◆ **Records supplied**:

----------------

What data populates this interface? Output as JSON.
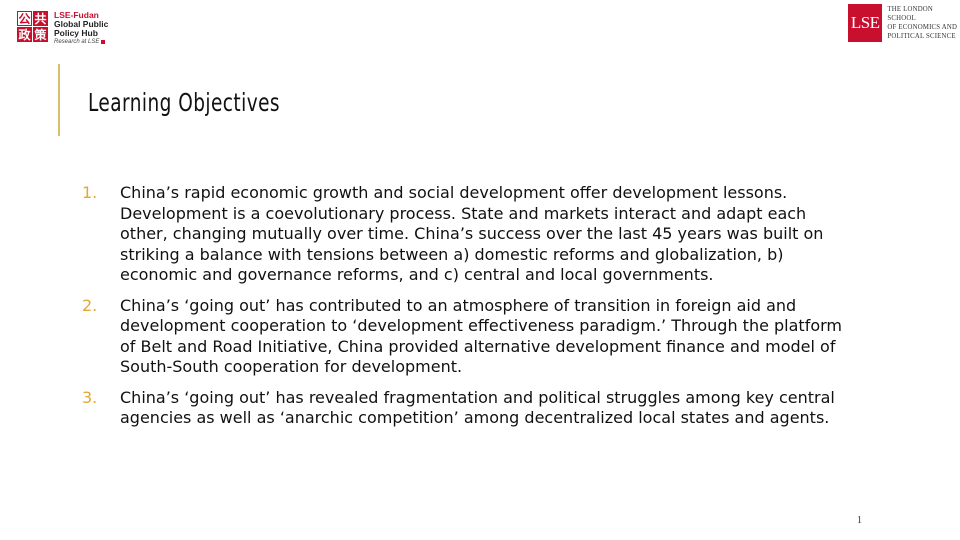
{
  "hub_logo": {
    "chars": [
      "公",
      "共",
      "政",
      "策"
    ],
    "name": "LSE-Fudan",
    "line2": "Global Public",
    "line3": "Policy Hub",
    "research": "Research at LSE"
  },
  "lse_logo": {
    "mark": "LSE",
    "line1": "The London School",
    "line2": "of Economics and",
    "line3": "Political Science"
  },
  "slide": {
    "title": "Learning Objectives",
    "objectives": [
      {
        "number": "1.",
        "text": "China’s rapid economic growth and social development offer development lessons. Development is a coevolutionary process. State and markets interact and adapt each other, changing mutually over time. China’s success over the last 45 years was built on striking a balance with tensions between a) domestic reforms and globalization, b) economic and governance reforms, and c) central and local governments."
      },
      {
        "number": "2.",
        "text": "China’s ‘going out’ has contributed to an atmosphere of transition in foreign aid and development cooperation to ‘development effectiveness paradigm.’ Through the platform of Belt and Road Initiative, China provided alternative development finance and model of South-South cooperation for development."
      },
      {
        "number": "3.",
        "text": "China’s ‘going out’ has revealed fragmentation and political struggles among key central agencies as well as ‘anarchic competition’ among decentralized local states and agents."
      }
    ],
    "page_number": "1"
  },
  "colors": {
    "accent_gold": "#d8c06a",
    "number_orange": "#e3a733",
    "brand_red": "#c8102e"
  }
}
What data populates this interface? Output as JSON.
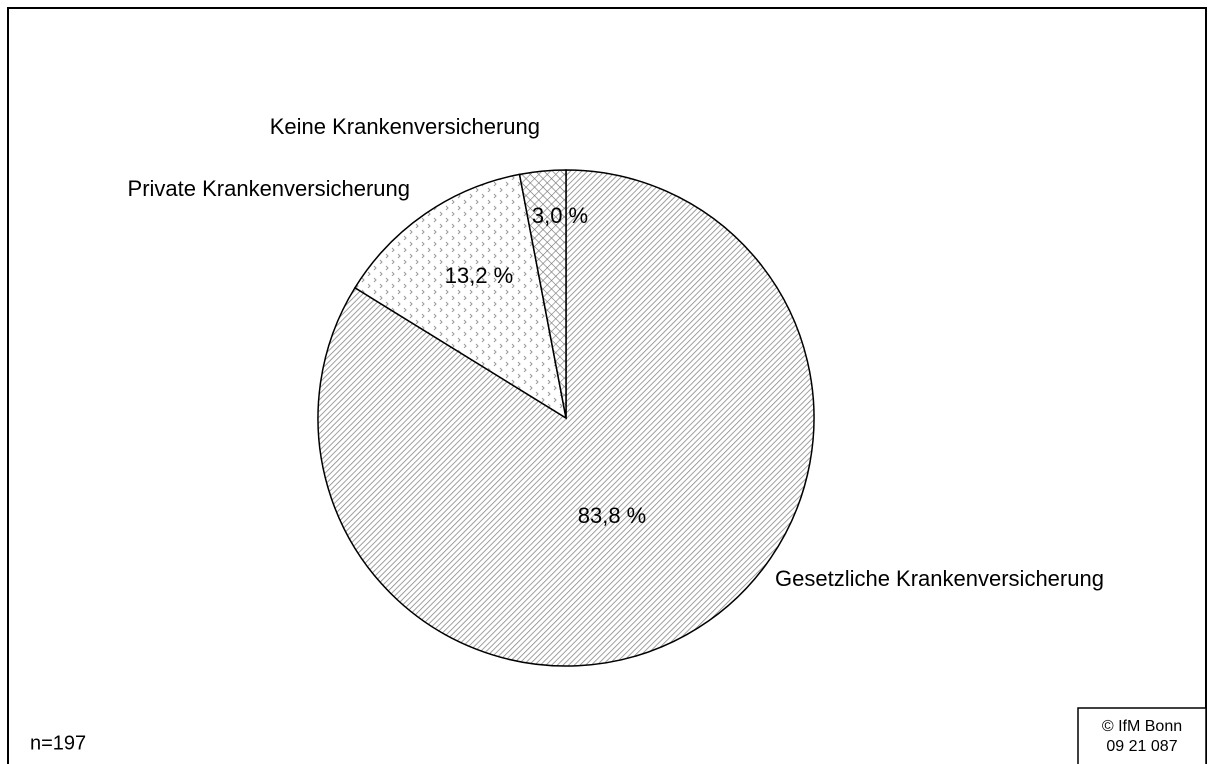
{
  "chart_data": {
    "type": "pie",
    "categories": [
      "Gesetzliche Krankenversicherung",
      "Private Krankenversicherung",
      "Keine Krankenversicherung"
    ],
    "values": [
      83.8,
      13.2,
      3.0
    ],
    "value_labels": [
      "83,8 %",
      "13,2 %",
      "3,0 %"
    ],
    "patterns": [
      "diagonal",
      "dots",
      "crosshatch"
    ],
    "notes": [
      "n=197",
      "© IfM Bonn",
      "09 21 087"
    ]
  }
}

----------------

◆ **Task**: Leave the pictures out, and transcribe each of the records exactly.

◆ **Complete output**:
What data populates this interface? Output as JSON.
{
  "hub_logo": {
    "chars": [
      "公",
      "共",
      "政",
      "策"
    ],
    "name": "LSE-Fudan",
    "line2": "Global Public",
    "line3": "Policy Hub",
    "research": "Research at LSE"
  },
  "lse_logo": {
    "mark": "LSE",
    "line1": "The London School",
    "line2": "of Economics and",
    "line3": "Political Science"
  },
  "slide": {
    "title": "Learning Objectives",
    "objectives": [
      {
        "number": "1.",
        "text": "China’s rapid economic growth and social development offer development lessons. Development is a coevolutionary process. State and markets interact and adapt each other, changing mutually over time. China’s success over the last 45 years was built on striking a balance with tensions between a) domestic reforms and globalization, b) economic and governance reforms, and c) central and local governments."
      },
      {
        "number": "2.",
        "text": "China’s ‘going out’ has contributed to an atmosphere of transition in foreign aid and development cooperation to ‘development effectiveness paradigm.’ Through the platform of Belt and Road Initiative, China provided alternative development finance and model of South-South cooperation for development."
      },
      {
        "number": "3.",
        "text": "China’s ‘going out’ has revealed fragmentation and political struggles among key central agencies as well as ‘anarchic competition’ among decentralized local states and agents."
      }
    ],
    "page_number": "1"
  },
  "colors": {
    "accent_gold": "#d8c06a",
    "number_orange": "#e3a733",
    "brand_red": "#c8102e"
  }
}
What data populates this interface? Output as JSON.
{
  "chart_data": {
    "type": "pie",
    "categories": [
      "Gesetzliche Krankenversicherung",
      "Private Krankenversicherung",
      "Keine Krankenversicherung"
    ],
    "values": [
      83.8,
      13.2,
      3.0
    ],
    "value_labels": [
      "83,8 %",
      "13,2 %",
      "3,0 %"
    ],
    "patterns": [
      "diagonal",
      "dots",
      "crosshatch"
    ],
    "notes": [
      "n=197",
      "© IfM Bonn",
      "09 21 087"
    ]
  }
}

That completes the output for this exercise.